Analysis on the 1st der. with 25 sp spectra pre-treatment using CV-PLSR from increment core samples for five class diameters.
CV-PLSR: cross-validation partial least squares regression; OSD: original spectra data; LV: latent variable; R2C: coefficient of determination for calibration; R2CV: coefficient of determination for cross-validation; RMSEC: root-mean-square error of calibration; RMSECV: root-mean-square error of cross-validation; RPD: ratio of performance to deviation (StDmeasured values/RMSECV); der.: derivative; sp: smoothing points; CD: class diameter.
The analysis showed that the best R2CV value obtained is from CD 1 (0.55) spectra with a high RPD value of 1.61. This is followed by a gradual decrease in R2CV and RPD values for higher CD values. This R2CV value obtained is more significant than the R2P (0.50) from Schimleck et al.. 22 A scatter plot of the measured and predicted density values from this analysis is shown in Figure 5. A new approach sampling by classifying the CD increment core samples gave a small improvement in the density prediction accuracy by increment core sampling for the NIR spectroscopy method in wood research. It is obtained by increment core samples for CD 1 (diameter trees of 20.1–30 cm).

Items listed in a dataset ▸

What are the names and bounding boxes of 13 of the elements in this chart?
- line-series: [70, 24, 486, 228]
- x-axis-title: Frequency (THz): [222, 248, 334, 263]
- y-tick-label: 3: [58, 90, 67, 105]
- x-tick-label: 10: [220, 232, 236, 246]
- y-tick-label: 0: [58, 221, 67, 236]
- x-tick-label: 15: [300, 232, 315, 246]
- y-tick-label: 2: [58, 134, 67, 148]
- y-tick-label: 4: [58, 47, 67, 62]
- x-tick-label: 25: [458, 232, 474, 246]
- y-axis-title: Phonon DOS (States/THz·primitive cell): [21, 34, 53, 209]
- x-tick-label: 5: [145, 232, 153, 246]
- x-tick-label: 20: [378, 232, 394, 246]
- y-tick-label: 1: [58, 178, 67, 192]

What is expected ▸
Extract the passage on NIR spectroscopy density prediction from increment core samples in full, word for word.

Response to the task ▸
Analysis on the 1st der. with 25 sp spectra pre-treatment using CV-PLSR from increment core samples for five class diameters.
CV-PLSR: cross-validation partial least squares regression; OSD: original spectra data; LV: latent variable; R2C: coefficient of determination for calibration; R2CV: coefficient of determination for cross-validation; RMSEC: root-mean-square error of calibration; RMSECV: root-mean-square error of cross-validation; RPD: ratio of performance to deviation (StDmeasured values/RMSECV); der.: derivative; sp: smoothing points; CD: class diameter.
The analysis showed that the best R2CV value obtained is from CD 1 (0.55) spectra with a high RPD value of 1.61. This is followed by a gradual decrease in R2CV and RPD values for higher CD values. This R2CV value obtained is more significant than the R2P (0.50) from Schimleck et al.. 22 A scatter plot of the measured and predicted density values from this analysis is shown in Figure 5. A new approach sampling by classifying the CD increment core samples gave a small improvement in the density prediction accuracy by increment core sampling for the NIR spectroscopy method in wood research. It is obtained by increment core samples for CD 1 (diameter trees of 20.1–30 cm).